▶ _DIRECTIVE_:
List each line of the data that holds the string "this".

▶ _RECORD EXCERPTS_:
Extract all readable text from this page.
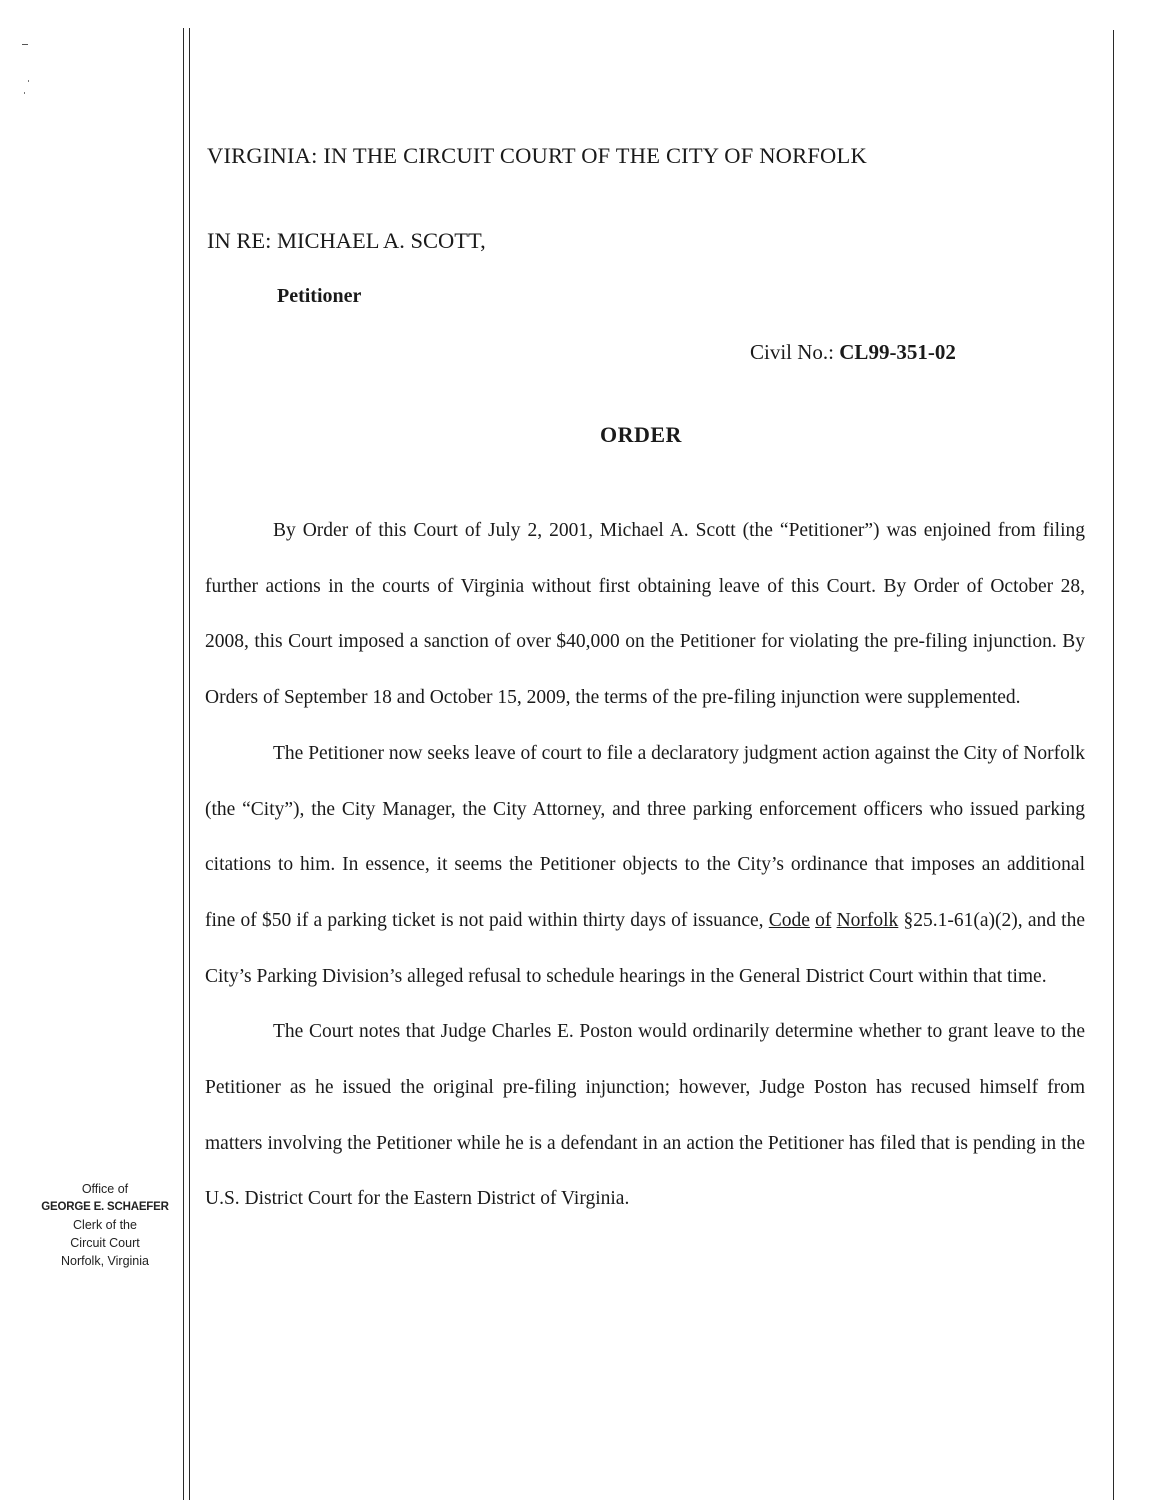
VIRGINIA: IN THE CIRCUIT COURT OF THE CITY OF NORFOLK
IN RE: MICHAEL A. SCOTT,
Petitioner
Civil No.: CL99-351-02
ORDER

By Order of this Court of July 2, 2001, Michael A. Scott (the “Petitioner”) was enjoined from filing further actions in the courts of Virginia without first obtaining leave of this Court. By Order of October 28, 2008, this Court imposed a sanction of over $40,000 on the Petitioner for violating the pre-filing injunction. By Orders of September 18 and October 15, 2009, the terms of the pre-filing injunction were supplemented.

The Petitioner now seeks leave of court to file a declaratory judgment action against the City of Norfolk (the “City”), the City Manager, the City Attorney, and three parking enforcement officers who issued parking citations to him. In essence, it seems the Petitioner objects to the City’s ordinance that imposes an additional fine of $50 if a parking ticket is not paid within thirty days of issuance, Code of Norfolk §25.1-61(a)(2), and the City’s Parking Division’s alleged refusal to schedule hearings in the General District Court within that time.

The Court notes that Judge Charles E. Poston would ordinarily determine whether to grant leave to the Petitioner as he issued the original pre-filing injunction; however, Judge Poston has recused himself from matters involving the Petitioner while he is a defendant in an action the Petitioner has filed that is pending in the U.S. District Court for the Eastern District of Virginia.

Office of
GEORGE E. SCHAEFER
Clerk of the
Circuit Court
Norfolk, Virginia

▶ _THE REPLY_:
Extract all readable text from this page.
By Order of this Court of July 2, 2001, Michael A. Scott (the “Petitioner”) was enjoined from filing further actions in the courts of Virginia without first obtaining leave of this Court. By Order of October 28, 2008, this Court imposed a sanction of over $40,000 on the Petitioner for violating the pre-filing injunction. By Orders of September 18 and October 15, 2009, the terms of the pre-filing injunction were supplemented.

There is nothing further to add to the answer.